Un malagueño descubrió Hawái, pero antes de eso, colonizó y bautizó las islas Filipinas. España y Portugal estaban a la gresca por las Molucas que, según el Tratado de Tordesillas, no se sabía si pertenecían a unos o a otros. Total, que se firmó el tratado de Zaragoza por el cual, la parte portuguesa del globo era mayor que la parte española y las Molucas caían del lado lusitano. Estas islas, gracias a las especias, le daban un cash flow a los portugueses brutal. España, tras esa mala negociación, se saltó el límite establecido en innumerables ocasiones y Portugal hizo lo propio en el otro extremo de aquel reparto. Hoy lo llamamos Brasil, y sí, se pasaron tres pueblos y el cuarto a la derecha.

Esta es la época en la que, al perder las Molucas, se da la orden de buscar nuevas rutas comerciales y colonizar las islas de Poniente o de San Lázaro. La expedición partió de Nueva España con 6 naves y 800 hombres. El Project manager fue Rui López de Villalobos y el menda rebautizó a las islas como Filipinas en honor al entonces Príncipe de Asturias, Felipe II. Corría el año 1543. No le fue fácil la labor colonizadora ante unos tagalos realmente hostiles. Hambre, tormentas, enfrentamientos, enfermedades. ¡Lo pasaron genial!

Sello del descubridor y navegante Ruy López de Villalobos

Este tipo descubrió muchas islas como las islas Revillagigedo, Marshall, Carolinas (en honor a Carlos V), Mindanao y Palaos entre otras. Descubrió y bautizó a Papúa Nueva Guinea por la similitud de color de piel de los indígenas con los de la Guinea africana. Fue el que llegó a Japón, la famosa Cipango que buscaba Colón. Fue, por lo tanto, el primer europeo en pisar Japón.

*Objetivo del ejercicio:* Indica si cada afirmación concuerda con el texto sobre la colonización de las Filipinas: (a) La expedición partió de Nueva España con seis naves. (b) Las islas Carolinas recibieron ese nombre en honor a Felipe II. (c) Por el tratado de Zaragoza, las Molucas quedaron del lado español. Responde sí o no en cada caso y cita literalmente las palabras del texto que lo deciden.

*Información proporcionada:*

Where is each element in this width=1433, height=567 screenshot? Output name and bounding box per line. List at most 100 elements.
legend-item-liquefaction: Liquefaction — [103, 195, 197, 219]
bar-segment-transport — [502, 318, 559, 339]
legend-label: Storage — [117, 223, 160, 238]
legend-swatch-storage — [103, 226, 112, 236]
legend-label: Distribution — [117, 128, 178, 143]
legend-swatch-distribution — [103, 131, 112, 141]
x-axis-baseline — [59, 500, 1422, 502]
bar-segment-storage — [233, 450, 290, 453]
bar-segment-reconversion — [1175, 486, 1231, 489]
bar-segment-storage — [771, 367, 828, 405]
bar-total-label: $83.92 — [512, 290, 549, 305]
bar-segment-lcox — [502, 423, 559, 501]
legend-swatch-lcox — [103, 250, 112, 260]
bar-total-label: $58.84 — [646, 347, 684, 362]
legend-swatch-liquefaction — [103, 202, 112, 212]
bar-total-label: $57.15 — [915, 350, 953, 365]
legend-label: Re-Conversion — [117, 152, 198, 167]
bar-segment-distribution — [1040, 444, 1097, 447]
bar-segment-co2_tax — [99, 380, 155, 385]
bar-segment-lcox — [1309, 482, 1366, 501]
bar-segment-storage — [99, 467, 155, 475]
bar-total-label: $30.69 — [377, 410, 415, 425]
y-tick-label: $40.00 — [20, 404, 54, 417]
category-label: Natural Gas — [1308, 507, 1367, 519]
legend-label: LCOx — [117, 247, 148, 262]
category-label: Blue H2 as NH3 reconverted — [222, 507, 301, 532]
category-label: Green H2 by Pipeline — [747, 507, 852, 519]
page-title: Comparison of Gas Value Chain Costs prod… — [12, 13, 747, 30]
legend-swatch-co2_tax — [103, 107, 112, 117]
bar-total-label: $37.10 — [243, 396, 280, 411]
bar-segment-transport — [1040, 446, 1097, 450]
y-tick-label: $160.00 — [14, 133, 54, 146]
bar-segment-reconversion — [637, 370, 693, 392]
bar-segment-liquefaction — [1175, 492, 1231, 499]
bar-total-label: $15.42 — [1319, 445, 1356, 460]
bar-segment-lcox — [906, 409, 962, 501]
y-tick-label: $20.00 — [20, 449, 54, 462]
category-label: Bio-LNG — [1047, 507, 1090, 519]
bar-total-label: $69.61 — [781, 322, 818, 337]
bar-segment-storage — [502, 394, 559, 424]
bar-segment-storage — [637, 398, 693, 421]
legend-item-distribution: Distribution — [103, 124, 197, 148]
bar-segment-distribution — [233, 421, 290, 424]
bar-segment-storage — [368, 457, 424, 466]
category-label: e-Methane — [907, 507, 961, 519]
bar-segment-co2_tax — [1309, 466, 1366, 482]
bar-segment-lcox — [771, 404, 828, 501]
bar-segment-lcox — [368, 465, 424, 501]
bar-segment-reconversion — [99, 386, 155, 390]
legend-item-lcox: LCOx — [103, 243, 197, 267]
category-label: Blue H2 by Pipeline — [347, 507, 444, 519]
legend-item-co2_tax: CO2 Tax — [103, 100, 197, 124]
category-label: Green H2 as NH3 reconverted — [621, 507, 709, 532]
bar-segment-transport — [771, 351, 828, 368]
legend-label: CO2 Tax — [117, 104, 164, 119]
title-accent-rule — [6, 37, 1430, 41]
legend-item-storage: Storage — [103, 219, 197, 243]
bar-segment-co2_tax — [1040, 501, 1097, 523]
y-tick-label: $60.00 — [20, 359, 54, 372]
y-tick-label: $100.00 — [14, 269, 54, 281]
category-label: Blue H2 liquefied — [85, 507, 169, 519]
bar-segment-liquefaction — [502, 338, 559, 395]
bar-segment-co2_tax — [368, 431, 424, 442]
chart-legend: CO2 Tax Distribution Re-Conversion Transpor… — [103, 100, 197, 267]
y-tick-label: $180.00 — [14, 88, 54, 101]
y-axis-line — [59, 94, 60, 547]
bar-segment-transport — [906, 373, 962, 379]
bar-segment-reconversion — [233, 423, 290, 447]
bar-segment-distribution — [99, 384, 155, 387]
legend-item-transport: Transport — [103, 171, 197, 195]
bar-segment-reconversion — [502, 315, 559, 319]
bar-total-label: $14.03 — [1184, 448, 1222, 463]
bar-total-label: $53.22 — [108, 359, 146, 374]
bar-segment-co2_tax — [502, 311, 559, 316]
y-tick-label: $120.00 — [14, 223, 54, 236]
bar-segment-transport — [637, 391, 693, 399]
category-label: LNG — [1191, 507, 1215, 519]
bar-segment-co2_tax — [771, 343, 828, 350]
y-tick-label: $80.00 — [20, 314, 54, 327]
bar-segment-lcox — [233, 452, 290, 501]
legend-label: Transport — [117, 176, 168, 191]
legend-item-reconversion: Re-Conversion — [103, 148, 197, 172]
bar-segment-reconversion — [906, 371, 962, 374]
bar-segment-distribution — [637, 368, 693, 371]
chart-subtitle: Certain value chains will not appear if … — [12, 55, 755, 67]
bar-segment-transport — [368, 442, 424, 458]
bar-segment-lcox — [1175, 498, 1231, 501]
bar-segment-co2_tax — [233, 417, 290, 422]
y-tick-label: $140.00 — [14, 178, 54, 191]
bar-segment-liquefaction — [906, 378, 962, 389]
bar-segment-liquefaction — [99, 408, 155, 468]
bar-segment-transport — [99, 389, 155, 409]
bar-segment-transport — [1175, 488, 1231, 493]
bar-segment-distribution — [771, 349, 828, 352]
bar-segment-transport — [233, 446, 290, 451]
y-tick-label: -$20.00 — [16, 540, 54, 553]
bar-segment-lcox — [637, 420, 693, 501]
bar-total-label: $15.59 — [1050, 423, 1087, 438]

*Resultado del ejercicio:*
(a) Sí: «La expedición partió de Nueva España con 6 naves y 800 hombres.»
(b) No: «Carolinas (en honor a Carlos V)».
(c) No: «las Molucas caían del lado lusitano».